* [PROMPT] Copy out the data verbatim, everything from the first line down to the line containing "staticText: A: [94, 228, 108, 253]", with both of those lines included.

————

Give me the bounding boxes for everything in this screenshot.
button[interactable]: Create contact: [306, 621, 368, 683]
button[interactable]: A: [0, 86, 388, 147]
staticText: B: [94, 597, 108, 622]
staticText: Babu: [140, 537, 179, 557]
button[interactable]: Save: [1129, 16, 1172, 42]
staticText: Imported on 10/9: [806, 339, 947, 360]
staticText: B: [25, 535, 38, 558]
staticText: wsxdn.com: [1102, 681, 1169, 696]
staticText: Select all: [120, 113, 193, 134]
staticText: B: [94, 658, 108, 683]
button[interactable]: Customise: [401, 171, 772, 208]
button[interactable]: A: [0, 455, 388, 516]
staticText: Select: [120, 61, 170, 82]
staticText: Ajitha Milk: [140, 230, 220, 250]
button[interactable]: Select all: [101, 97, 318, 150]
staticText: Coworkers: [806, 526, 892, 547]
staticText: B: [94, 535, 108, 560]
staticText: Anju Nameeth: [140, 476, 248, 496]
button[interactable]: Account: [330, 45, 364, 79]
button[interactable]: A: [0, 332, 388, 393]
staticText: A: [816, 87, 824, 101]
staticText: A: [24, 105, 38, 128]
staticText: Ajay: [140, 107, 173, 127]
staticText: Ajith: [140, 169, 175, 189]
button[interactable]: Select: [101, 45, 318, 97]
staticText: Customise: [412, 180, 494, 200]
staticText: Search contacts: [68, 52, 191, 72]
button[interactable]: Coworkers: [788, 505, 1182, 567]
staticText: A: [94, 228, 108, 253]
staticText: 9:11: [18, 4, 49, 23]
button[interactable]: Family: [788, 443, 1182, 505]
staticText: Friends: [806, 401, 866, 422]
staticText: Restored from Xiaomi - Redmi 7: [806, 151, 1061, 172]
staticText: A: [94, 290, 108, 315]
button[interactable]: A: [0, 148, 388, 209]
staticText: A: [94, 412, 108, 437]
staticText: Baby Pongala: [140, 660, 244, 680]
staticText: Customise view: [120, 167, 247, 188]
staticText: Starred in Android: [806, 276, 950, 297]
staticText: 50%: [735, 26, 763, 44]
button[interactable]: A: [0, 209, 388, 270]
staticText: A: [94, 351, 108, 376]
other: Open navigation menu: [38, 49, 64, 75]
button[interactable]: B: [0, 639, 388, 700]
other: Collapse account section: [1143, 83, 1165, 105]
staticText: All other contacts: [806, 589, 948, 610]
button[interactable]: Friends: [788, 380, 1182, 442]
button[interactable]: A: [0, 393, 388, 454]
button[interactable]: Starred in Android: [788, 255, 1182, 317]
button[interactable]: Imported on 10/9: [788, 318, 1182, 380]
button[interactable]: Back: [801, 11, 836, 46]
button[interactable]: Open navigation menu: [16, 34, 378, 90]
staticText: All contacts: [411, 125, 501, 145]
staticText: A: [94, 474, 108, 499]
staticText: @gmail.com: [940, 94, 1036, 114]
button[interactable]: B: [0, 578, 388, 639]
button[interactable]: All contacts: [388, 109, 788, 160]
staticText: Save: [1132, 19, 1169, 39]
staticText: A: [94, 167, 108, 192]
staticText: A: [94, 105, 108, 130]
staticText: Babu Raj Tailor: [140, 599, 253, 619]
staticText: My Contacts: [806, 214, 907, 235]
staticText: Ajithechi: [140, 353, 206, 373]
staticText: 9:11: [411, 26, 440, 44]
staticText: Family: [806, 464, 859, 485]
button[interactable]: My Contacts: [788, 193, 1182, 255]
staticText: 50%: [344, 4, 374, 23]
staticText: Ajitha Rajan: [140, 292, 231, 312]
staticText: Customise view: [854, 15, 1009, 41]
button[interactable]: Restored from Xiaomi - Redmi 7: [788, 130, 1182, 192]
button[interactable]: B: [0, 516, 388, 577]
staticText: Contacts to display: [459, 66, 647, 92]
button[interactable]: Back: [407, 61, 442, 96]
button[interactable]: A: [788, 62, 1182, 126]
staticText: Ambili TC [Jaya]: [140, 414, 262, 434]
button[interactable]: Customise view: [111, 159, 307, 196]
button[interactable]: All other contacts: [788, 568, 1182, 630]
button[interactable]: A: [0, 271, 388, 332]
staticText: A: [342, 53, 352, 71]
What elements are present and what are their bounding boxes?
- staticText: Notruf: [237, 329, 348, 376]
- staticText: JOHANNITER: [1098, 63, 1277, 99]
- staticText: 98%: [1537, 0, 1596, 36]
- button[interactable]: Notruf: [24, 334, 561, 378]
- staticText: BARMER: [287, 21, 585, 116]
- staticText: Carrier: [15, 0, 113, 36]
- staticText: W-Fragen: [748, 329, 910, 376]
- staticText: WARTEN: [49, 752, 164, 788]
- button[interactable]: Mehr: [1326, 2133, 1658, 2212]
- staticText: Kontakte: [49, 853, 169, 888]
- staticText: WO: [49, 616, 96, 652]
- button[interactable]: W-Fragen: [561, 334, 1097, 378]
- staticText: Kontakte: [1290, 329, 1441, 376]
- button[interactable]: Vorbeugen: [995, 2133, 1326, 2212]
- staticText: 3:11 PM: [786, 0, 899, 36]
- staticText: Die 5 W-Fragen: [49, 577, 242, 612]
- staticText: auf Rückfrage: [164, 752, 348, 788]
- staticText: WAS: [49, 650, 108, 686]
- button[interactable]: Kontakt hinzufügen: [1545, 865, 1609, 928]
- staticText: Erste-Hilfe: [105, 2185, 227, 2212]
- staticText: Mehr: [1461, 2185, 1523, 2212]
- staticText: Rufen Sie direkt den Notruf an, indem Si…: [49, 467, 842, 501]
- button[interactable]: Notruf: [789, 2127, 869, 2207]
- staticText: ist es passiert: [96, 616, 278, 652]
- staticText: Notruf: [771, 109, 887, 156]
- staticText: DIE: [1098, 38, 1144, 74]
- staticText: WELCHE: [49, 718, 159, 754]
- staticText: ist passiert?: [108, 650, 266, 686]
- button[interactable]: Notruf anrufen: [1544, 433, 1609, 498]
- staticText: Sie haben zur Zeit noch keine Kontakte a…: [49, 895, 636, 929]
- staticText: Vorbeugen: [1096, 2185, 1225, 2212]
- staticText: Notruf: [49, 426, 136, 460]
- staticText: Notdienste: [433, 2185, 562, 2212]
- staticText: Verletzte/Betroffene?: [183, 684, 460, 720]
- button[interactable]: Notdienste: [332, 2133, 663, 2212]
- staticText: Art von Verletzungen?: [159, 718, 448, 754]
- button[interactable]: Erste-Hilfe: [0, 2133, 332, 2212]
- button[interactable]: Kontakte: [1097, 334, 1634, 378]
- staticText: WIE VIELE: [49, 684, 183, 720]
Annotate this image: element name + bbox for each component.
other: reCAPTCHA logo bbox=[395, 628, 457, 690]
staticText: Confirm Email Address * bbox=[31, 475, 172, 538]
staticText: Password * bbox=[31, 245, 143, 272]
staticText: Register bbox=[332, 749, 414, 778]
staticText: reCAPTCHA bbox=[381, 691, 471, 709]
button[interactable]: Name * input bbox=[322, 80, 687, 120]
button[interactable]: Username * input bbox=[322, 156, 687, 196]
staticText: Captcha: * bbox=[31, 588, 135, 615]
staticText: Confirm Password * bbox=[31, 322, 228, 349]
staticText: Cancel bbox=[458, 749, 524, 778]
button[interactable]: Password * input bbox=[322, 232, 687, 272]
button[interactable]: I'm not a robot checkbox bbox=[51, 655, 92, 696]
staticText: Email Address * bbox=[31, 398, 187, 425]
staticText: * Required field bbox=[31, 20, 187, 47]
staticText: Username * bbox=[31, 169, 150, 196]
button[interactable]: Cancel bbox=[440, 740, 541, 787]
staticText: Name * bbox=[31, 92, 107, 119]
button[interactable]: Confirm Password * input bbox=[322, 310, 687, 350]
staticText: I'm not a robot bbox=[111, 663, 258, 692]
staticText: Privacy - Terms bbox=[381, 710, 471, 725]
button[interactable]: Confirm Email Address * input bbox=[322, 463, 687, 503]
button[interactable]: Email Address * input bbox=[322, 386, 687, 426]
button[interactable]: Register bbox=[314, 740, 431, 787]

————

* [IN RESPONSE]
Give me the bounding boxes for everything in this screenshot.
button[interactable]: Create contact: [306, 621, 368, 683]
button[interactable]: A: [0, 86, 388, 147]
staticText: B: [94, 597, 108, 622]
staticText: Babu: [140, 537, 179, 557]
button[interactable]: Save: [1129, 16, 1172, 42]
staticText: Imported on 10/9: [806, 339, 947, 360]
staticText: B: [25, 535, 38, 558]
staticText: wsxdn.com: [1102, 681, 1169, 696]
staticText: Select all: [120, 113, 193, 134]
staticText: B: [94, 658, 108, 683]
button[interactable]: Customise: [401, 171, 772, 208]
button[interactable]: A: [0, 455, 388, 516]
staticText: Select: [120, 61, 170, 82]
staticText: Ajitha Milk: [140, 230, 220, 250]
button[interactable]: Select all: [101, 97, 318, 150]
staticText: Coworkers: [806, 526, 892, 547]
staticText: B: [94, 535, 108, 560]
staticText: Anju Nameeth: [140, 476, 248, 496]
button[interactable]: Account: [330, 45, 364, 79]
button[interactable]: A: [0, 332, 388, 393]
staticText: A: [816, 87, 824, 101]
staticText: A: [24, 105, 38, 128]
staticText: Ajay: [140, 107, 173, 127]
staticText: Ajith: [140, 169, 175, 189]
button[interactable]: Select: [101, 45, 318, 97]
staticText: Customise: [412, 180, 494, 200]
staticText: Search contacts: [68, 52, 191, 72]
button[interactable]: Coworkers: [788, 505, 1182, 567]
staticText: A: [94, 228, 108, 253]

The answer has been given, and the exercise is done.